A block of data:
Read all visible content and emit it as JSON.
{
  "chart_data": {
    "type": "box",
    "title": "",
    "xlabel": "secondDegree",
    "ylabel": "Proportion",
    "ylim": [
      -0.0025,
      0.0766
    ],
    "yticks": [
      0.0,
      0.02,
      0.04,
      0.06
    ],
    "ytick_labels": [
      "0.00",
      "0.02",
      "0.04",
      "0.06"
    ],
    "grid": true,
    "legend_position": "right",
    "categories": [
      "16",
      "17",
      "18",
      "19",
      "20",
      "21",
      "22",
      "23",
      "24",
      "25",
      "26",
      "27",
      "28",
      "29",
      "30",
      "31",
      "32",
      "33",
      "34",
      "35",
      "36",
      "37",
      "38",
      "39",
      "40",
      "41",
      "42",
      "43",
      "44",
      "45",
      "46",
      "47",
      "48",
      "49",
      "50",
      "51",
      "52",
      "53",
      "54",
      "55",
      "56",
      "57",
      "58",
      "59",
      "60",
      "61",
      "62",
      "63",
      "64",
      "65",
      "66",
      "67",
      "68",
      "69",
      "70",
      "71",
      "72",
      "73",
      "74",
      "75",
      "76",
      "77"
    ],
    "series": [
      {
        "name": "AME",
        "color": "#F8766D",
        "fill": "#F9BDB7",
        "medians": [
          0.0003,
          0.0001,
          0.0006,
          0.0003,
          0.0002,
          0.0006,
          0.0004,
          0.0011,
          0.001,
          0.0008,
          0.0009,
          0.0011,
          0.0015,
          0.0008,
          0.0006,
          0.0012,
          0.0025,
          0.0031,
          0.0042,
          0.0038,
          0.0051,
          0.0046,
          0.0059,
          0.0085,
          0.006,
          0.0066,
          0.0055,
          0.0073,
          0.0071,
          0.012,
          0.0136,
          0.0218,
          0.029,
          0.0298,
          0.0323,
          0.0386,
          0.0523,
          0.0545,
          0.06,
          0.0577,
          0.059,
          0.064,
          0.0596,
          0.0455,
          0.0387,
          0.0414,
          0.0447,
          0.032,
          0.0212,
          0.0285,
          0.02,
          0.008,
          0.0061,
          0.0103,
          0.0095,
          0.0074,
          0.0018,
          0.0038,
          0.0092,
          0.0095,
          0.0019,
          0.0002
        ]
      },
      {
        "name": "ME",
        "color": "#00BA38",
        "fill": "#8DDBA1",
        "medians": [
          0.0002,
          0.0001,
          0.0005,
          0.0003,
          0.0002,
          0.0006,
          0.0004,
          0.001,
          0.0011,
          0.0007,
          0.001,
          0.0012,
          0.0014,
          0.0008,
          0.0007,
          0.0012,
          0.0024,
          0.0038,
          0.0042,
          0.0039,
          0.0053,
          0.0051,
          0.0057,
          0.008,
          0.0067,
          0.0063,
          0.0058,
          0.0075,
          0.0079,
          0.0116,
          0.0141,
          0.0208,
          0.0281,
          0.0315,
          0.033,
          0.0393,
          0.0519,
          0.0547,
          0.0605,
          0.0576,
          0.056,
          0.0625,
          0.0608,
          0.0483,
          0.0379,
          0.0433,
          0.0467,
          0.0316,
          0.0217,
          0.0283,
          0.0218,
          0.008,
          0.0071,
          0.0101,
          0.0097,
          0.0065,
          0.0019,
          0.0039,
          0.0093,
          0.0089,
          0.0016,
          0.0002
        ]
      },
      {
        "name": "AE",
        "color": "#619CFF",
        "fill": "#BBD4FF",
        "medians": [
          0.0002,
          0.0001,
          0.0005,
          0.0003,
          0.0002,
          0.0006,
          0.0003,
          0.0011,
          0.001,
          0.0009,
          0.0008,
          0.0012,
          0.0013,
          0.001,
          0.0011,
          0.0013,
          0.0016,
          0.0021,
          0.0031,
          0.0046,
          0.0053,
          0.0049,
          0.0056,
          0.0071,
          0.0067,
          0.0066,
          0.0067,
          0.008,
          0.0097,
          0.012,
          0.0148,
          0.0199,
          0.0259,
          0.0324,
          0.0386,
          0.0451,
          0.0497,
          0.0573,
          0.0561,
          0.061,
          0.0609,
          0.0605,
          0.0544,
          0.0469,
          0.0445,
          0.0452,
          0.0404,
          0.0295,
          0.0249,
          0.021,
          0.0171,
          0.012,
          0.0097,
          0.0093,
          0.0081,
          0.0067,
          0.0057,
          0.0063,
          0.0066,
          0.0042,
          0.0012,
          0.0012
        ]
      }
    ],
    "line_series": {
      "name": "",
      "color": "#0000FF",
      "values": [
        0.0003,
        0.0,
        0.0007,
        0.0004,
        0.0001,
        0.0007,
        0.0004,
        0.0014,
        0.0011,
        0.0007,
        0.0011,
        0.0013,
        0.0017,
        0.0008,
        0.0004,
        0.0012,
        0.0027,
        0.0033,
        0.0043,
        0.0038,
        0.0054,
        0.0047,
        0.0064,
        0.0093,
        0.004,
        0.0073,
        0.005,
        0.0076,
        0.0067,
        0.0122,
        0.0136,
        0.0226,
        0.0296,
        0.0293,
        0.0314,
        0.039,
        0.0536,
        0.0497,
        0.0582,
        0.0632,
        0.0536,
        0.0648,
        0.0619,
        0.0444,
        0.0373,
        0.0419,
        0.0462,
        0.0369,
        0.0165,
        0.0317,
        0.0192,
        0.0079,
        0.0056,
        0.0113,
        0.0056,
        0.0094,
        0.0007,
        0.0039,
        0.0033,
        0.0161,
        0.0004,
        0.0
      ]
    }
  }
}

- Exercise task
Return the number of lines that include the word "fill", and nothing else.

- Final answer
3